* **TASK GOAL**: Say how many lines include the word "Spørsmål", using only a number.
= = = = =
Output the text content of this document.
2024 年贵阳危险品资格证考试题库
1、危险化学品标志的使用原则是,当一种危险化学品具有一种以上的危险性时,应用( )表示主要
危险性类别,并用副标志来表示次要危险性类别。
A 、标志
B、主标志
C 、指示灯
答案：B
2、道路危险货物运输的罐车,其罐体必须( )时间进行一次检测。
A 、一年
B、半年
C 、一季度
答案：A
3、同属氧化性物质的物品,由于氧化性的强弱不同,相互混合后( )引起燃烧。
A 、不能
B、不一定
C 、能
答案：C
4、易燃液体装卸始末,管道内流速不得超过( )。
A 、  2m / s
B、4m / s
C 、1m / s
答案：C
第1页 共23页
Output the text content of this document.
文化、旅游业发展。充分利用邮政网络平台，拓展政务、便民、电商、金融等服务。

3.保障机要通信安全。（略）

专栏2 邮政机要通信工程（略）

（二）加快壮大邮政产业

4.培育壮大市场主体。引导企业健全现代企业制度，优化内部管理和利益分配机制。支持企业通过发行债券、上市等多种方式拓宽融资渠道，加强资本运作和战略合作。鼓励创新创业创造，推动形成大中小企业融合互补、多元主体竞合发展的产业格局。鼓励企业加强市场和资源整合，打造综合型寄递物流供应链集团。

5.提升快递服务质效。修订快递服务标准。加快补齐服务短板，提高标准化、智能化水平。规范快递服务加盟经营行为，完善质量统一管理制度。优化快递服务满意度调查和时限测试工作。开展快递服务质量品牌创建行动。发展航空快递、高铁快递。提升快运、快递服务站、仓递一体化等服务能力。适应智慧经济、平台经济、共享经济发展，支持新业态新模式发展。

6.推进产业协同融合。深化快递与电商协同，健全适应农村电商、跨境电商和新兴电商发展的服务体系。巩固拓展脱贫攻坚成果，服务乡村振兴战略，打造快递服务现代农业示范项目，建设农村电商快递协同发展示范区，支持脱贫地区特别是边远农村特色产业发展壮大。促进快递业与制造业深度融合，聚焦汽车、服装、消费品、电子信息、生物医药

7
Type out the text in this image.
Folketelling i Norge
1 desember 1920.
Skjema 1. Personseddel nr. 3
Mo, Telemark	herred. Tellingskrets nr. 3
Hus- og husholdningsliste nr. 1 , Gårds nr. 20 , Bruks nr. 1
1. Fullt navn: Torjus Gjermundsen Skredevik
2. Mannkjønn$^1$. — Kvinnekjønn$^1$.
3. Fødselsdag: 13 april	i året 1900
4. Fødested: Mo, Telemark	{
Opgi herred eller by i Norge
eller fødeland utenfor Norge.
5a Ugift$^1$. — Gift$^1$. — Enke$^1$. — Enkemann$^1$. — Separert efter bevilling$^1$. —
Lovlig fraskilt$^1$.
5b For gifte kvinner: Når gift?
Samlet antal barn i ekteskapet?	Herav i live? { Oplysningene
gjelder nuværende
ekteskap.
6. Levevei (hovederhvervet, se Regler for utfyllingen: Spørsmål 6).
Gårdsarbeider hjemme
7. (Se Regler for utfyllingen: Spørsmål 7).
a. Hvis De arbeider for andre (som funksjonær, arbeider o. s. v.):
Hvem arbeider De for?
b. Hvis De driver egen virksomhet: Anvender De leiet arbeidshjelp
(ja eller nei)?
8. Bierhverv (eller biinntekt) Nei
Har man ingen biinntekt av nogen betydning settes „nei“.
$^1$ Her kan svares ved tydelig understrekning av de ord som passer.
= = = = =
* **SOLUTION FOR THIS EXERCISE**: 2